What to do: Search the material and gather each line with "star" in it.

— Begin Provided information —

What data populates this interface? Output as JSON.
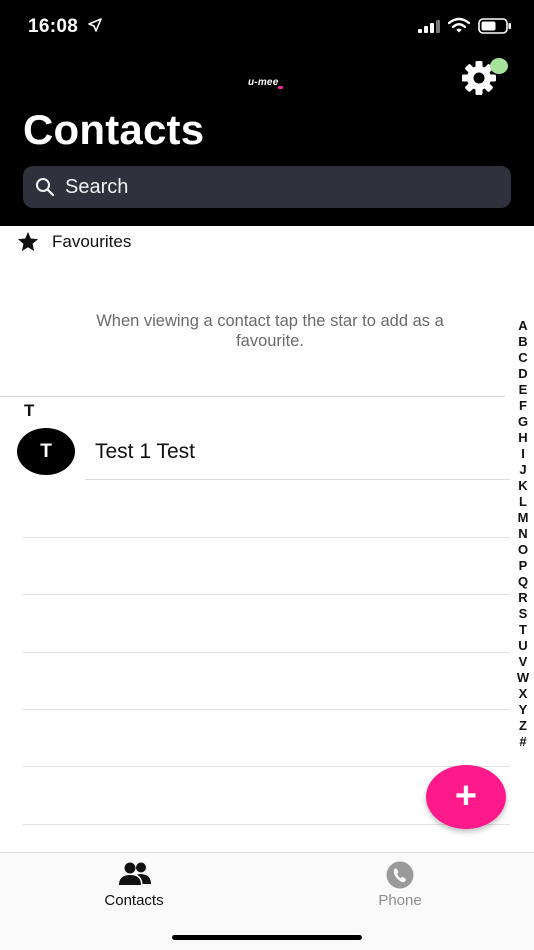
{
  "status_bar": {
    "time": "16:08",
    "icons": [
      "location-arrow-icon",
      "signal-icon",
      "wifi-icon",
      "battery-icon"
    ]
  },
  "header": {
    "logo_text": "u-mee",
    "title": "Contacts",
    "settings_icon": "gear-icon",
    "status_indicator_color": "#a6e39a"
  },
  "search": {
    "placeholder": "Search",
    "icon": "search-icon"
  },
  "favourites": {
    "icon": "star-icon",
    "label": "Favourites",
    "hint": "When viewing a contact tap the star to add as a favourite."
  },
  "contacts": {
    "sections": [
      {
        "letter": "T",
        "items": [
          {
            "initial": "T",
            "name": "Test 1 Test"
          }
        ]
      }
    ]
  },
  "alphabet_index": [
    "A",
    "B",
    "C",
    "D",
    "E",
    "F",
    "G",
    "H",
    "I",
    "J",
    "K",
    "L",
    "M",
    "N",
    "O",
    "P",
    "Q",
    "R",
    "S",
    "T",
    "U",
    "V",
    "W",
    "X",
    "Y",
    "Z",
    "#"
  ],
  "fab": {
    "icon": "plus-icon",
    "label": "+",
    "color": "#ff1a8c"
  },
  "tab_bar": {
    "tabs": [
      {
        "label": "Contacts",
        "icon": "contacts-icon",
        "active": true
      },
      {
        "label": "Phone",
        "icon": "phone-icon",
        "active": false
      }
    ]
  },
  "colors": {
    "header_bg": "#000000",
    "search_bg": "#2f323c",
    "accent": "#ff1a8c",
    "inactive_tab": "#8e8e8e"
  }
}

— End Provided information —

The result:
    "icon": "star-icon",
    "hint": "When viewing a contact tap the star to add as a favourite."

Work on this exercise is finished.